**** INPUT ROWS
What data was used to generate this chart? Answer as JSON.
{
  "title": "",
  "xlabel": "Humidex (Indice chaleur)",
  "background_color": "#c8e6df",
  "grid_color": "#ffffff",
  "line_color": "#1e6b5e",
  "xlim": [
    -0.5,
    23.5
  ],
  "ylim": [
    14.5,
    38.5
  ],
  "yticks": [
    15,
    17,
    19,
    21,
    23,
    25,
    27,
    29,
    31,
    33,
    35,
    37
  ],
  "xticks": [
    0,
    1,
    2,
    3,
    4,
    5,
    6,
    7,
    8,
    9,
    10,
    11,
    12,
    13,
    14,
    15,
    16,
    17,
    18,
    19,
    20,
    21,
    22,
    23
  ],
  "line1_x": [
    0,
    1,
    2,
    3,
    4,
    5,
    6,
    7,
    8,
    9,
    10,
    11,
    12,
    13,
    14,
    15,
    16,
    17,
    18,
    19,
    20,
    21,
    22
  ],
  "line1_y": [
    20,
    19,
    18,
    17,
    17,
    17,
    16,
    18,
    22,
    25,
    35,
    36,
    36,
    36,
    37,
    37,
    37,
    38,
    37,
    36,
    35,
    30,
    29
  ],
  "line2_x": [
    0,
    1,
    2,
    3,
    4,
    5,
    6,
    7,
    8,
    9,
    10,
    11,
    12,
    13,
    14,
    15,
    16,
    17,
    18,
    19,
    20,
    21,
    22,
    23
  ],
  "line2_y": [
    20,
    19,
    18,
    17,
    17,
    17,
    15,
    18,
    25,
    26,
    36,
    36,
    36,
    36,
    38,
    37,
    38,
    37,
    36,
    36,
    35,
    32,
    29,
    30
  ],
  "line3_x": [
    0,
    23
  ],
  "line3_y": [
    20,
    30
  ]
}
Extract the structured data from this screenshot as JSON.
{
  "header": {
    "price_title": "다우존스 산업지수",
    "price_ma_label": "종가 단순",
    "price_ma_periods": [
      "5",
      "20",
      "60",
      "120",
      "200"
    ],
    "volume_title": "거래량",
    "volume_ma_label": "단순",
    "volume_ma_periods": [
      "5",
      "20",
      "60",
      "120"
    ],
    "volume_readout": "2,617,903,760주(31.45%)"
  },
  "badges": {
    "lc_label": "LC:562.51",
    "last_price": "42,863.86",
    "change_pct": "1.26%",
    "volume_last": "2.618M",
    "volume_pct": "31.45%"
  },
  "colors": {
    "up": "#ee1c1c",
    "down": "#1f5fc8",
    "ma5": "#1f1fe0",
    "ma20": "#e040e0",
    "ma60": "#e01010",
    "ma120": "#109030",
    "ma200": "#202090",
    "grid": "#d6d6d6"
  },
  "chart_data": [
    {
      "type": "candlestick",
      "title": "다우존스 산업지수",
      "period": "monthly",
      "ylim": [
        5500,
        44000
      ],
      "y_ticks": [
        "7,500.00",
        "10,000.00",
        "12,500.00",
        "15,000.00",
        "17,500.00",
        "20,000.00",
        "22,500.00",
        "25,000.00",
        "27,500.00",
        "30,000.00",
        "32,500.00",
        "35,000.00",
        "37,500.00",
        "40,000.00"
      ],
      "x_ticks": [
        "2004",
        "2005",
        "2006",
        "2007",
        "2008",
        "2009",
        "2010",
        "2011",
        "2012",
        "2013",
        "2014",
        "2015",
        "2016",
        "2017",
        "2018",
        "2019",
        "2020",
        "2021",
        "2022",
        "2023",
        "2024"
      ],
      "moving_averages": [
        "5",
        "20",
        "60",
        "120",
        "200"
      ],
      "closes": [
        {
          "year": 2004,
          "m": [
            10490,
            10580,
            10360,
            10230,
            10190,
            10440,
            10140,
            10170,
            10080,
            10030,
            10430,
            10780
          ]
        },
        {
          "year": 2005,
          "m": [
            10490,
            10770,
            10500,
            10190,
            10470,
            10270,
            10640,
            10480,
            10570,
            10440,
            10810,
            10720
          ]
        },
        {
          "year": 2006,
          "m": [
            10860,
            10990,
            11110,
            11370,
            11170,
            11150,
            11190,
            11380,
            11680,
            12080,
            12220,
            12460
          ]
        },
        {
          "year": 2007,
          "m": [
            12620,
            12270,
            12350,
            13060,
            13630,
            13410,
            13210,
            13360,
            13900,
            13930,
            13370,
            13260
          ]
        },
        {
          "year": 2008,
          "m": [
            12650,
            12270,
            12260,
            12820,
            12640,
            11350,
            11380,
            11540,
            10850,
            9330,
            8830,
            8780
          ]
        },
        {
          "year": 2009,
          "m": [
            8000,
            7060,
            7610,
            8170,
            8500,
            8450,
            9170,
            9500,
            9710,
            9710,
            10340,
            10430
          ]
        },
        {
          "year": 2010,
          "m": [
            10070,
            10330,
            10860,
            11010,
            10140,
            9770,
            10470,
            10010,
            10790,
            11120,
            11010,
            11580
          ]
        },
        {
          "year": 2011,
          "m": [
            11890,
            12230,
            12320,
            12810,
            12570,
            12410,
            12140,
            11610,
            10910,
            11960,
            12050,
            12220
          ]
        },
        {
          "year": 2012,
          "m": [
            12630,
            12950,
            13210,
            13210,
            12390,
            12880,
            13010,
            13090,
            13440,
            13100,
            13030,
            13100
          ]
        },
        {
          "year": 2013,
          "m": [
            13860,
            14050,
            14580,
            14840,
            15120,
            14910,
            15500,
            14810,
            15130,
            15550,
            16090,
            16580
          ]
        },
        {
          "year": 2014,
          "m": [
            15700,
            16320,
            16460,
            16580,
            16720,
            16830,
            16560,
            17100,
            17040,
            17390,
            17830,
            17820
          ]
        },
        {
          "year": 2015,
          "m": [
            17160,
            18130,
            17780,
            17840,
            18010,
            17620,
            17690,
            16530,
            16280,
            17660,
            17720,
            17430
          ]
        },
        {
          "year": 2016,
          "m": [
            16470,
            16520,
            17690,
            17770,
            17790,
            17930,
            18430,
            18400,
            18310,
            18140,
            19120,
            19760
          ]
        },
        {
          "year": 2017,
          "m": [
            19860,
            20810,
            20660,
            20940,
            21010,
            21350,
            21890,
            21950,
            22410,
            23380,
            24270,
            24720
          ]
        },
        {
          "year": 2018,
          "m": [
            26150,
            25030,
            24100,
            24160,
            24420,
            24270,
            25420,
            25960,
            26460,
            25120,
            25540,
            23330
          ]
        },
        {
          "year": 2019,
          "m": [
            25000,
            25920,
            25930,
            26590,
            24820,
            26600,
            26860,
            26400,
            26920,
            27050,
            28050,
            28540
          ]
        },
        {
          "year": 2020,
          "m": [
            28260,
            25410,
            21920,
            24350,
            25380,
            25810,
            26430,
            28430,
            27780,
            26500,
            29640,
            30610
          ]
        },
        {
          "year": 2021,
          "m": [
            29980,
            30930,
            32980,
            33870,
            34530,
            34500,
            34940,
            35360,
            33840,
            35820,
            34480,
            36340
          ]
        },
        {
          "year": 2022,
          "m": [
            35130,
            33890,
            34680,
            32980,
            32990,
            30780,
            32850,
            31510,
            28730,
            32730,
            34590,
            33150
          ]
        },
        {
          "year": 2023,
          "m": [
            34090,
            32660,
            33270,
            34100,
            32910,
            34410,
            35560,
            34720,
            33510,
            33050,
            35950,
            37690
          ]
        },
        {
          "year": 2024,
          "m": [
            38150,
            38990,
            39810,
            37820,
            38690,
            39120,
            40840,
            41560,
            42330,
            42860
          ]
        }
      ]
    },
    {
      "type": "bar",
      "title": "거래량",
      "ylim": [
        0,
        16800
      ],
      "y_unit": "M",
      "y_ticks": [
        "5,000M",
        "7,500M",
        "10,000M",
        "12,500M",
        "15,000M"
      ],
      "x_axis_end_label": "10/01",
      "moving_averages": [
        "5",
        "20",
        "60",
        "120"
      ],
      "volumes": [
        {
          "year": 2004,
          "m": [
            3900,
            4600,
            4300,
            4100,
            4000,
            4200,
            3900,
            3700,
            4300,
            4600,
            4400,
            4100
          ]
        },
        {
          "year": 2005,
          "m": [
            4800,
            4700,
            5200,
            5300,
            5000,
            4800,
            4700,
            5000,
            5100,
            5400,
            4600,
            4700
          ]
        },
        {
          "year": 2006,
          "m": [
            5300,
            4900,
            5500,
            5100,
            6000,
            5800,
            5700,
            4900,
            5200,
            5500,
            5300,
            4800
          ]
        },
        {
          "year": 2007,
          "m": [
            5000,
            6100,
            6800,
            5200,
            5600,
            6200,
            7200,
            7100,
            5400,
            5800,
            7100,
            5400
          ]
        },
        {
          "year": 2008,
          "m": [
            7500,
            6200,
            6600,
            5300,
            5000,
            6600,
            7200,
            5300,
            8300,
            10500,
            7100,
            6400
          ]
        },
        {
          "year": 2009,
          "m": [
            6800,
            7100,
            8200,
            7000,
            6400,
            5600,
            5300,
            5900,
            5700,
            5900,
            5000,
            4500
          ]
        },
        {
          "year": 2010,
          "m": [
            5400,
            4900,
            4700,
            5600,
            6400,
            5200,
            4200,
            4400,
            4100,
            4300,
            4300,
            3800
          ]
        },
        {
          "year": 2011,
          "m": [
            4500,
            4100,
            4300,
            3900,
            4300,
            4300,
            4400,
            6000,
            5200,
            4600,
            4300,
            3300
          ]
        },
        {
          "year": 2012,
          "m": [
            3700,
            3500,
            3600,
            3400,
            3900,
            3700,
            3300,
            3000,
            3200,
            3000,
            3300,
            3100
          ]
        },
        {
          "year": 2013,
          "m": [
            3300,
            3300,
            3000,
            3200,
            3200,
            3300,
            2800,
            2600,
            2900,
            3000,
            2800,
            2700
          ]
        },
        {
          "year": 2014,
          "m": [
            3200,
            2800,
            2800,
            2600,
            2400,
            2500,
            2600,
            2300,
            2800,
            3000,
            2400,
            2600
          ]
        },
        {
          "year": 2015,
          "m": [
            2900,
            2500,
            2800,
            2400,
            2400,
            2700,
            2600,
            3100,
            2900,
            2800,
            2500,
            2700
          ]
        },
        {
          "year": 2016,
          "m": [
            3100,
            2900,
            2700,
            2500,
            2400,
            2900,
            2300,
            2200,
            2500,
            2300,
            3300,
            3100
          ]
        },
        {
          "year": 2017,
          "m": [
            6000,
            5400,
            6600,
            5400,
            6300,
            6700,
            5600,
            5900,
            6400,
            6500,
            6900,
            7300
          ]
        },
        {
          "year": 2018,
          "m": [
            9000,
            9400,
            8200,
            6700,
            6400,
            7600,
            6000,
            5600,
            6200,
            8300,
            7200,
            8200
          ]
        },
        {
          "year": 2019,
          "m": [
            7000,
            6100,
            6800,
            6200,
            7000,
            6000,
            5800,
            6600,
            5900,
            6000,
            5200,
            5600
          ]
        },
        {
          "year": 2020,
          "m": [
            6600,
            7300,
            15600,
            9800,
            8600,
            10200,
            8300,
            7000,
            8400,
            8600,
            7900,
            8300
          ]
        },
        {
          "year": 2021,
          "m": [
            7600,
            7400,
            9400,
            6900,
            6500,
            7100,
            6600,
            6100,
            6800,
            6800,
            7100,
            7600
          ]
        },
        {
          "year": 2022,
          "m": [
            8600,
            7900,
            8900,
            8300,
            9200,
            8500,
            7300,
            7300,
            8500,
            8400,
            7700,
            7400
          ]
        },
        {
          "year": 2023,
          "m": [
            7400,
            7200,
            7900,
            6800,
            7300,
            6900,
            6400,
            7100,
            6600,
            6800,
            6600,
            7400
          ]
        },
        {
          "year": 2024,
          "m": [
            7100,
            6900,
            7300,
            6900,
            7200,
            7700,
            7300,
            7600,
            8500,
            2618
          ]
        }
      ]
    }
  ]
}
********
CHALLENGE –
Find the string "다우존스" in the records, then copy each line where it occurs.

TASK ANSWER –
    "price_title": "다우존스 산업지수",
      "title": "다우존스 산업지수",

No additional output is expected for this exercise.